***** Fragment *****

Deze beschikking is gegeven door mr. G.M. van der Meer, mr. W. Foppen en mr. H. van Lokven-van der Meer, en uitgesproken ter openbare terechtzitting van dit hof van 12 augustus 2014 in bijzijn van de griffier.

***** Aangeleverde records *****

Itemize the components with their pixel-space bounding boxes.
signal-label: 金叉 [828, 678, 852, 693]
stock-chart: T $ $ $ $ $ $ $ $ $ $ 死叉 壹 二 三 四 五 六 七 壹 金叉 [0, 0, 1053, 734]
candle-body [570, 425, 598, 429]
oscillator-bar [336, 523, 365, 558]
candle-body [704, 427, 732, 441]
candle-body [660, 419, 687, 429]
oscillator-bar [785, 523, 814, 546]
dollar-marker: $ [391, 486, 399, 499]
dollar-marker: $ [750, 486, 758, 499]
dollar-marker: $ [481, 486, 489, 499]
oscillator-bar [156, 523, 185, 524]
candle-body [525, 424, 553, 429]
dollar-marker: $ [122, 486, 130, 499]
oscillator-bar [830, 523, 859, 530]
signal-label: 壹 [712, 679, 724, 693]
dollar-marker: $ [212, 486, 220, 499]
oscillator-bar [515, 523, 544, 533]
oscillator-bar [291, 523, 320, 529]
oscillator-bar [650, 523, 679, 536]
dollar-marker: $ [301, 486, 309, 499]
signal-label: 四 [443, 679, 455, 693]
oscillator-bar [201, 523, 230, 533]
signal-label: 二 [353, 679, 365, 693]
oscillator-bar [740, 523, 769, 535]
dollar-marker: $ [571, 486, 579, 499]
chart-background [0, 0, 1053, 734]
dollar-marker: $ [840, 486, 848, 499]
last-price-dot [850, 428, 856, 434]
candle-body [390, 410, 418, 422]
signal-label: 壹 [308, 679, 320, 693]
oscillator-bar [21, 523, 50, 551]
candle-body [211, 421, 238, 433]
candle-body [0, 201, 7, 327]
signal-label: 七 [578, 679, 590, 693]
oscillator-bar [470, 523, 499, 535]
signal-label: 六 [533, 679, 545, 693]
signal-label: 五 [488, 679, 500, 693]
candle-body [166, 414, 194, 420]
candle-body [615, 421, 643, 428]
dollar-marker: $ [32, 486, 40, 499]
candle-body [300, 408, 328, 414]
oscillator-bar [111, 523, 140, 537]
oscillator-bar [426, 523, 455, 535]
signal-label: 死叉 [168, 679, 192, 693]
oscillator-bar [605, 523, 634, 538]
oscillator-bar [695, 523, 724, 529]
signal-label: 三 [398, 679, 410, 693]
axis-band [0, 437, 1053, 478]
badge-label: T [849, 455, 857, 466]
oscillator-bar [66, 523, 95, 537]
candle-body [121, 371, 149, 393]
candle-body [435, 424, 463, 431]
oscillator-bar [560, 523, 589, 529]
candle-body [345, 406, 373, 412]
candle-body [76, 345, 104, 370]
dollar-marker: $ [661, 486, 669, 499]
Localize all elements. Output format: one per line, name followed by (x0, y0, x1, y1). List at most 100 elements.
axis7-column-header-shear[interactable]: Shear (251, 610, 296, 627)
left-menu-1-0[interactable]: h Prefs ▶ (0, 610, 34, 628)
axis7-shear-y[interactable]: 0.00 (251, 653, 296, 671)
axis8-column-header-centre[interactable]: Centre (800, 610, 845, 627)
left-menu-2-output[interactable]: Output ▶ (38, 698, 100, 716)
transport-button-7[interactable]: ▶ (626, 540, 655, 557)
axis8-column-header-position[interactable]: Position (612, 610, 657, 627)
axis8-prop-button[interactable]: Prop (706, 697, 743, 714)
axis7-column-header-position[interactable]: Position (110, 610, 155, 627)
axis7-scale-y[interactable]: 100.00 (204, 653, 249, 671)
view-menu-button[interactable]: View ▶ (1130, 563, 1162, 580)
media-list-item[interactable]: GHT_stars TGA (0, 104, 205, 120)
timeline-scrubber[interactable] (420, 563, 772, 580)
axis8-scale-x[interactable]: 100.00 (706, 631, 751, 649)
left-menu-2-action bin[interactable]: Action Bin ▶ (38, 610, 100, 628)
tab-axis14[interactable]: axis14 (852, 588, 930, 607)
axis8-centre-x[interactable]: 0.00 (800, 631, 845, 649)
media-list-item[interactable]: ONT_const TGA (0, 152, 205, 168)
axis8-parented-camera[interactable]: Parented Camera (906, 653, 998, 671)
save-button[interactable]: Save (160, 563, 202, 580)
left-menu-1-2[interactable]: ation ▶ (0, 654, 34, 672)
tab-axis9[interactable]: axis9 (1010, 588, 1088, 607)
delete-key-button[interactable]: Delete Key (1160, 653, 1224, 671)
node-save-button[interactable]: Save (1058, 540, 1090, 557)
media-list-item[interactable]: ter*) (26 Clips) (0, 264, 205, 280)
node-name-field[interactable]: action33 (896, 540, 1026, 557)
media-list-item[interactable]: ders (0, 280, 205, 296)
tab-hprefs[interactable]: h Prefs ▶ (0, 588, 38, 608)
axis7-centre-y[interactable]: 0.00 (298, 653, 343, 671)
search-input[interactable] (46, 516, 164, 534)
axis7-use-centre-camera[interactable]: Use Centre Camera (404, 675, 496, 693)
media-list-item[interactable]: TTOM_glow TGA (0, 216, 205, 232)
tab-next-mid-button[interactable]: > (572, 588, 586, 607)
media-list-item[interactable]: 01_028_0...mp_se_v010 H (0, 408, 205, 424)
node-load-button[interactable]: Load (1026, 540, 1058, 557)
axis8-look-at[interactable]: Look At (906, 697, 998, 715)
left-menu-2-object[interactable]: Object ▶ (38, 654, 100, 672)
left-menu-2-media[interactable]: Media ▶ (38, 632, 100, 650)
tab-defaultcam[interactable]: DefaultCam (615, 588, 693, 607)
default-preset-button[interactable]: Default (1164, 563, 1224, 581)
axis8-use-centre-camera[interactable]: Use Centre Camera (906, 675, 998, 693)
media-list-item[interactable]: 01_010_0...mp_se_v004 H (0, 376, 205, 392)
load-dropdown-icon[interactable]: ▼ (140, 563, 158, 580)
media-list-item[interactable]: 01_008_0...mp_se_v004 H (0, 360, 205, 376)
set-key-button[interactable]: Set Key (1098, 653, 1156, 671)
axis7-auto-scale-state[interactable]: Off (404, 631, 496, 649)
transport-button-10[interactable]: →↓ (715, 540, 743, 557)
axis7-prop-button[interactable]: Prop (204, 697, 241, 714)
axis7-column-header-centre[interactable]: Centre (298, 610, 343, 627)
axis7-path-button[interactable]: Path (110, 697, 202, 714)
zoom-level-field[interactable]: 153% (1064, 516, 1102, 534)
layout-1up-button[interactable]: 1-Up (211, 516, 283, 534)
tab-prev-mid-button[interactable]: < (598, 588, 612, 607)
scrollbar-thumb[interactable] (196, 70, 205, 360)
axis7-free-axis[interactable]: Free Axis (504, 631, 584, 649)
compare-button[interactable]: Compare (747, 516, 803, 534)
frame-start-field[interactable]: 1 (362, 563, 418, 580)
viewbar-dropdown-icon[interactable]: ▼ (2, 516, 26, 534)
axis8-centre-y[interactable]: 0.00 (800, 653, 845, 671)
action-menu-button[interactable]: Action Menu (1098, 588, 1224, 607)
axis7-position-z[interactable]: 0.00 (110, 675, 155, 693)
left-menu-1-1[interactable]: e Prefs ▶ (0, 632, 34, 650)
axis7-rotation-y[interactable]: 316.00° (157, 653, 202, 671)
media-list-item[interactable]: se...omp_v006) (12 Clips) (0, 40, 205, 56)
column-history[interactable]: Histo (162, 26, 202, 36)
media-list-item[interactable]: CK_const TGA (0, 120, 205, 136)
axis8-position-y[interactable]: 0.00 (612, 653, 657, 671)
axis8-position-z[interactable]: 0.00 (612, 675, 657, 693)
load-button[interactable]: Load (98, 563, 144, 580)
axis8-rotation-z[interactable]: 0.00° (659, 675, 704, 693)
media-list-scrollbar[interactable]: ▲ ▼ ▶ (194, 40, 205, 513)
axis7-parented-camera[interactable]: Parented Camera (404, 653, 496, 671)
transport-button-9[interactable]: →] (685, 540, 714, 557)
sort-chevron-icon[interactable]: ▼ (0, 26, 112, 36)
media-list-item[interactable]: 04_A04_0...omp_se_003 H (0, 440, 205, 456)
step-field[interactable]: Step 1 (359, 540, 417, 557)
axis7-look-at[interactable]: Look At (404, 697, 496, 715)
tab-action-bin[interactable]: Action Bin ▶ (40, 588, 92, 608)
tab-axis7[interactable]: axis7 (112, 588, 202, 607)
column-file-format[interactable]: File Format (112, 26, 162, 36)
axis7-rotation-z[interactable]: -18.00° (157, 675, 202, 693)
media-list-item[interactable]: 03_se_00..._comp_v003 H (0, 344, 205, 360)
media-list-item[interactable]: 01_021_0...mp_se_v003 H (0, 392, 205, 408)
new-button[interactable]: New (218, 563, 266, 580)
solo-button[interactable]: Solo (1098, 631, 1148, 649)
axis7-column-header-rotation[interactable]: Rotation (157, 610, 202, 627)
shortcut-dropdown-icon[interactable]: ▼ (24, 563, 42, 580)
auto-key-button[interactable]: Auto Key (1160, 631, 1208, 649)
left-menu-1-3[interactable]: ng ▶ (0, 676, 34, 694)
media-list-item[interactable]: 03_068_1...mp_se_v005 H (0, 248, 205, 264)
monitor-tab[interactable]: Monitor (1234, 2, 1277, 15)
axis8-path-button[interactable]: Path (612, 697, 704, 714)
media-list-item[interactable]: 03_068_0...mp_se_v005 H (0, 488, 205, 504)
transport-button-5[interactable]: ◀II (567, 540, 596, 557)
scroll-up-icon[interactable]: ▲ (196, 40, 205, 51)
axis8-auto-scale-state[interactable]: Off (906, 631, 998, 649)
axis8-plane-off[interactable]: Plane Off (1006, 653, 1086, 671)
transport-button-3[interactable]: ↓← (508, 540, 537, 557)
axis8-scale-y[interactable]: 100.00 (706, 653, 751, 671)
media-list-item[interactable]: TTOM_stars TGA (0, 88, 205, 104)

*****

Uit te voeren opdracht => Geef alstublieft bij elke bewering aan of ze klopt met het fragment over de beschikking: (a) De beschikking is uitgesproken op 12 augustus 2014. (b) De beschikking is door één persoon gegeven. (c) De uitspraak vond plaats zonder de griffier. Antwoord telkens met ja of nee en citeer letterlijk de woorden uit het fragment die de doorslag geven. De records hebben niets met het fragment te maken.

Antwoord =>
(a) Ja: "uitgesproken ter openbare terechtzitting van dit hof van 12 augustus 2014"
(b) Nee: "gegeven door mr. G.M. van der Meer, mr. W. Foppen en mr. H. van Lokven-van der Meer"
(c) Nee: "in bijzijn van de griffier"